───── Data records ─────
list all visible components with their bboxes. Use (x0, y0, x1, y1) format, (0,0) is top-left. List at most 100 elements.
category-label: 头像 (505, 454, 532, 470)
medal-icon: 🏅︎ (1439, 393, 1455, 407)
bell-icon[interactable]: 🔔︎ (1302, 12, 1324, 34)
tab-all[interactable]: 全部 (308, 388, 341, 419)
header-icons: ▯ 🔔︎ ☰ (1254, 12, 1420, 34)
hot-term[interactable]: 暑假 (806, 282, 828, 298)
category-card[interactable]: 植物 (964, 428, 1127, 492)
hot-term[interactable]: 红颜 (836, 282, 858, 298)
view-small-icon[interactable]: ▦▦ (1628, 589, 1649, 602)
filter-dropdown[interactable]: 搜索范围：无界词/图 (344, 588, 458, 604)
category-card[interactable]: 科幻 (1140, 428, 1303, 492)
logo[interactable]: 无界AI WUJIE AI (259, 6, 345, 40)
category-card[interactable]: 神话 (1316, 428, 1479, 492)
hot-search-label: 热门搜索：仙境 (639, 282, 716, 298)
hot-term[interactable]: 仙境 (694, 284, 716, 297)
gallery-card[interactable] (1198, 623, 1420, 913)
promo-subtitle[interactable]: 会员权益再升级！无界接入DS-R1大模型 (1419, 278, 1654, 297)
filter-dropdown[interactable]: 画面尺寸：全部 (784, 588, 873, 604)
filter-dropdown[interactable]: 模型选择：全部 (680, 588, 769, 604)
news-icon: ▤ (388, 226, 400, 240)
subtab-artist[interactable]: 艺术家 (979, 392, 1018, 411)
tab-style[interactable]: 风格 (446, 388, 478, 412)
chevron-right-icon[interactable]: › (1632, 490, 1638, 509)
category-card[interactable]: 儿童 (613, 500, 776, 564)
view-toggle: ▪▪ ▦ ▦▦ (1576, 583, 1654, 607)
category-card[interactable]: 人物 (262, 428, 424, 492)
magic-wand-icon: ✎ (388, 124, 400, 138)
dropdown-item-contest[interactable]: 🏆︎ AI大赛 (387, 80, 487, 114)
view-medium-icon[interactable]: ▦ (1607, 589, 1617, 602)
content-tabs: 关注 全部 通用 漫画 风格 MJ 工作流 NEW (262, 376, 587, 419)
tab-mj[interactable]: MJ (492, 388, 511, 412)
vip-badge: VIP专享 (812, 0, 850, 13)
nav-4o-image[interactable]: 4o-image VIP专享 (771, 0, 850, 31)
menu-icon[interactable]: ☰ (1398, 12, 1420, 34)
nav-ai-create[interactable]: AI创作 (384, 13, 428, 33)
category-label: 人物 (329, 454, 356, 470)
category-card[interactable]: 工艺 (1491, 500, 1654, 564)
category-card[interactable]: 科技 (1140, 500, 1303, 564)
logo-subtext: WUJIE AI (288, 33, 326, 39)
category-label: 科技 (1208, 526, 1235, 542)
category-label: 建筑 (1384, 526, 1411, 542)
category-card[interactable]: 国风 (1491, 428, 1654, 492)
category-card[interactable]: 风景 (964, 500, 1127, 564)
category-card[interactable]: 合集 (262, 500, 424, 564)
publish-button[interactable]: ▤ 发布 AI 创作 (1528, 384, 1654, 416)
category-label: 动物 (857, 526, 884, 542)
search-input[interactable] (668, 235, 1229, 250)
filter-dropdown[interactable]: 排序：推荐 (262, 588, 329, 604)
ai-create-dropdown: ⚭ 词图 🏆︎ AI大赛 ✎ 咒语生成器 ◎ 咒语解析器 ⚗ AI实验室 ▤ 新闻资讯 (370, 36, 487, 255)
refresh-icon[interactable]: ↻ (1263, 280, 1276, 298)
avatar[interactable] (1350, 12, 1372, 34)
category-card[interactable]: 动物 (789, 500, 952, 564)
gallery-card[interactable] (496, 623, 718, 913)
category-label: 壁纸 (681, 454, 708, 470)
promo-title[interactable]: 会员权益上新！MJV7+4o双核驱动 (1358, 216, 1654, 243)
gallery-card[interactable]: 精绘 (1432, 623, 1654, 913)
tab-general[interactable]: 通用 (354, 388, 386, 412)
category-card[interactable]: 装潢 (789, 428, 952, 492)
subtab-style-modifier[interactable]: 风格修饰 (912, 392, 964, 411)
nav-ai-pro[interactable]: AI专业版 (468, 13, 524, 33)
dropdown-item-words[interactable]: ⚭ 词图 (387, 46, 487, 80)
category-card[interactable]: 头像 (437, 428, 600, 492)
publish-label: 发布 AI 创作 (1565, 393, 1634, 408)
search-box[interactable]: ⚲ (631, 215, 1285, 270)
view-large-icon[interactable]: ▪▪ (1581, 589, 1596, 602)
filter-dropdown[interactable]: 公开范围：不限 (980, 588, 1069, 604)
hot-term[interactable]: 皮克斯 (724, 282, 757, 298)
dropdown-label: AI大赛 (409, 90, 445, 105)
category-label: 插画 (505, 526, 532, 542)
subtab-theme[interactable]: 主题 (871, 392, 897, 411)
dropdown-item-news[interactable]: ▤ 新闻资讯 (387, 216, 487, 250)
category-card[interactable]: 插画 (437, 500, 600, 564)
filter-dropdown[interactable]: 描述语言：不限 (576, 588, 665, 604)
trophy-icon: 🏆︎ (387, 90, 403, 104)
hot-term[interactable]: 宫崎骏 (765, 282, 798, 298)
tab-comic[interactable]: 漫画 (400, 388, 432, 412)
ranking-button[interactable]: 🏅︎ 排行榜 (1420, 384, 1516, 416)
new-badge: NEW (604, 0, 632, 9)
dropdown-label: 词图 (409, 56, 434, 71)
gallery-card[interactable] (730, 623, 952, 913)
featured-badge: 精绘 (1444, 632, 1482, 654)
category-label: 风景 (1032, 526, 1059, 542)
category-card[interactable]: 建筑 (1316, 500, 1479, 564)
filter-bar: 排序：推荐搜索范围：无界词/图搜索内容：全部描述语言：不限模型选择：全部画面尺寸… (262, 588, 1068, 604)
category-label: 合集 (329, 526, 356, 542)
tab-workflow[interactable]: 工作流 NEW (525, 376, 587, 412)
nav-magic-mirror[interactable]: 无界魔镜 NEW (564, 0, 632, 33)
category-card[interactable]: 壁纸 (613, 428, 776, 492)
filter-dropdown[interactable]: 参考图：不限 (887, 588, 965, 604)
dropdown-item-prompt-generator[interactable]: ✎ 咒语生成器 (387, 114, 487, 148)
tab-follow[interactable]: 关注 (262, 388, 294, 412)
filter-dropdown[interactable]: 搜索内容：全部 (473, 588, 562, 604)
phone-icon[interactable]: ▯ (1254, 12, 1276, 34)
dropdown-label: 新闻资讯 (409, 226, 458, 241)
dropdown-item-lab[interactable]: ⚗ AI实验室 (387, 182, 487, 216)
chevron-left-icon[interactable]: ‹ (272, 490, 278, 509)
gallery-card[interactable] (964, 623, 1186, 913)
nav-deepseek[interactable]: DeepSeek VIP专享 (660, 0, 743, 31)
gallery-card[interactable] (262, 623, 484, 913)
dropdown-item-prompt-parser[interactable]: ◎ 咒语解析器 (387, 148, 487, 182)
─────
Rewrite all the records above, substituting "image-card" for every "gallery-card" and keeping everything else the same.

list all visible components with their bboxes. Use (x0, y0, x1, y1) format, (0,0) is top-left. List at most 100 elements.
category-label: 头像 (505, 454, 532, 470)
medal-icon: 🏅︎ (1439, 393, 1455, 407)
bell-icon[interactable]: 🔔︎ (1302, 12, 1324, 34)
tab-all[interactable]: 全部 (308, 388, 341, 419)
header-icons: ▯ 🔔︎ ☰ (1254, 12, 1420, 34)
hot-term[interactable]: 暑假 (806, 282, 828, 298)
category-card[interactable]: 植物 (964, 428, 1127, 492)
hot-term[interactable]: 红颜 (836, 282, 858, 298)
view-small-icon[interactable]: ▦▦ (1628, 589, 1649, 602)
filter-dropdown[interactable]: 搜索范围：无界词/图 (344, 588, 458, 604)
category-card[interactable]: 科幻 (1140, 428, 1303, 492)
logo[interactable]: 无界AI WUJIE AI (259, 6, 345, 40)
category-card[interactable]: 神话 (1316, 428, 1479, 492)
hot-search-label: 热门搜索：仙境 (639, 282, 716, 298)
hot-term[interactable]: 仙境 (694, 284, 716, 297)
image-card[interactable] (1198, 623, 1420, 913)
promo-subtitle[interactable]: 会员权益再升级！无界接入DS-R1大模型 (1419, 278, 1654, 297)
filter-dropdown[interactable]: 画面尺寸：全部 (784, 588, 873, 604)
filter-dropdown[interactable]: 模型选择：全部 (680, 588, 769, 604)
news-icon: ▤ (388, 226, 400, 240)
subtab-artist[interactable]: 艺术家 (979, 392, 1018, 411)
tab-style[interactable]: 风格 (446, 388, 478, 412)
chevron-right-icon[interactable]: › (1632, 490, 1638, 509)
category-card[interactable]: 儿童 (613, 500, 776, 564)
view-toggle: ▪▪ ▦ ▦▦ (1576, 583, 1654, 607)
category-card[interactable]: 人物 (262, 428, 424, 492)
magic-wand-icon: ✎ (388, 124, 400, 138)
dropdown-item-contest[interactable]: 🏆︎ AI大赛 (387, 80, 487, 114)
view-medium-icon[interactable]: ▦ (1607, 589, 1617, 602)
content-tabs: 关注 全部 通用 漫画 风格 MJ 工作流 NEW (262, 376, 587, 419)
tab-mj[interactable]: MJ (492, 388, 511, 412)
vip-badge: VIP专享 (812, 0, 850, 13)
nav-4o-image[interactable]: 4o-image VIP专享 (771, 0, 850, 31)
menu-icon[interactable]: ☰ (1398, 12, 1420, 34)
nav-ai-create[interactable]: AI创作 (384, 13, 428, 33)
category-label: 人物 (329, 454, 356, 470)
category-card[interactable]: 工艺 (1491, 500, 1654, 564)
category-card[interactable]: 科技 (1140, 500, 1303, 564)
logo-subtext: WUJIE AI (288, 33, 326, 39)
category-label: 科技 (1208, 526, 1235, 542)
category-label: 建筑 (1384, 526, 1411, 542)
category-card[interactable]: 国风 (1491, 428, 1654, 492)
category-card[interactable]: 风景 (964, 500, 1127, 564)
category-card[interactable]: 合集 (262, 500, 424, 564)
publish-button[interactable]: ▤ 发布 AI 创作 (1528, 384, 1654, 416)
category-label: 动物 (857, 526, 884, 542)
search-input[interactable] (668, 235, 1229, 250)
filter-dropdown[interactable]: 排序：推荐 (262, 588, 329, 604)
ai-create-dropdown: ⚭ 词图 🏆︎ AI大赛 ✎ 咒语生成器 ◎ 咒语解析器 ⚗ AI实验室 ▤ 新闻资讯 (370, 36, 487, 255)
refresh-icon[interactable]: ↻ (1263, 280, 1276, 298)
avatar[interactable] (1350, 12, 1372, 34)
category-card[interactable]: 动物 (789, 500, 952, 564)
image-card[interactable] (496, 623, 718, 913)
category-label: 壁纸 (681, 454, 708, 470)
promo-title[interactable]: 会员权益上新！MJV7+4o双核驱动 (1358, 216, 1654, 243)
image-card[interactable]: 精绘 (1432, 623, 1654, 913)
tab-general[interactable]: 通用 (354, 388, 386, 412)
category-card[interactable]: 装潢 (789, 428, 952, 492)
subtab-style-modifier[interactable]: 风格修饰 (912, 392, 964, 411)
nav-ai-pro[interactable]: AI专业版 (468, 13, 524, 33)
dropdown-item-words[interactable]: ⚭ 词图 (387, 46, 487, 80)
category-card[interactable]: 头像 (437, 428, 600, 492)
publish-label: 发布 AI 创作 (1565, 393, 1634, 408)
search-box[interactable]: ⚲ (631, 215, 1285, 270)
view-large-icon[interactable]: ▪▪ (1581, 589, 1596, 602)
filter-dropdown[interactable]: 公开范围：不限 (980, 588, 1069, 604)
hot-term[interactable]: 皮克斯 (724, 282, 757, 298)
dropdown-label: AI大赛 (409, 90, 445, 105)
category-label: 插画 (505, 526, 532, 542)
subtab-theme[interactable]: 主题 (871, 392, 897, 411)
dropdown-item-news[interactable]: ▤ 新闻资讯 (387, 216, 487, 250)
category-card[interactable]: 插画 (437, 500, 600, 564)
filter-dropdown[interactable]: 描述语言：不限 (576, 588, 665, 604)
trophy-icon: 🏆︎ (387, 90, 403, 104)
hot-term[interactable]: 宫崎骏 (765, 282, 798, 298)
tab-comic[interactable]: 漫画 (400, 388, 432, 412)
ranking-button[interactable]: 🏅︎ 排行榜 (1420, 384, 1516, 416)
new-badge: NEW (604, 0, 632, 9)
dropdown-label: 词图 (409, 56, 434, 71)
image-card[interactable] (730, 623, 952, 913)
featured-badge: 精绘 (1444, 632, 1482, 654)
category-label: 风景 (1032, 526, 1059, 542)
category-card[interactable]: 建筑 (1316, 500, 1479, 564)
filter-bar: 排序：推荐搜索范围：无界词/图搜索内容：全部描述语言：不限模型选择：全部画面尺寸… (262, 588, 1068, 604)
category-label: 合集 (329, 526, 356, 542)
tab-workflow[interactable]: 工作流 NEW (525, 376, 587, 412)
nav-magic-mirror[interactable]: 无界魔镜 NEW (564, 0, 632, 33)
category-card[interactable]: 壁纸 (613, 428, 776, 492)
filter-dropdown[interactable]: 参考图：不限 (887, 588, 965, 604)
dropdown-item-prompt-generator[interactable]: ✎ 咒语生成器 (387, 114, 487, 148)
tab-follow[interactable]: 关注 (262, 388, 294, 412)
filter-dropdown[interactable]: 搜索内容：全部 (473, 588, 562, 604)
phone-icon[interactable]: ▯ (1254, 12, 1276, 34)
dropdown-label: 新闻资讯 (409, 226, 458, 241)
dropdown-item-lab[interactable]: ⚗ AI实验室 (387, 182, 487, 216)
chevron-left-icon[interactable]: ‹ (272, 490, 278, 509)
image-card[interactable] (964, 623, 1186, 913)
nav-deepseek[interactable]: DeepSeek VIP专享 (660, 0, 743, 31)
image-card[interactable] (262, 623, 484, 913)
dropdown-item-prompt-parser[interactable]: ◎ 咒语解析器 (387, 148, 487, 182)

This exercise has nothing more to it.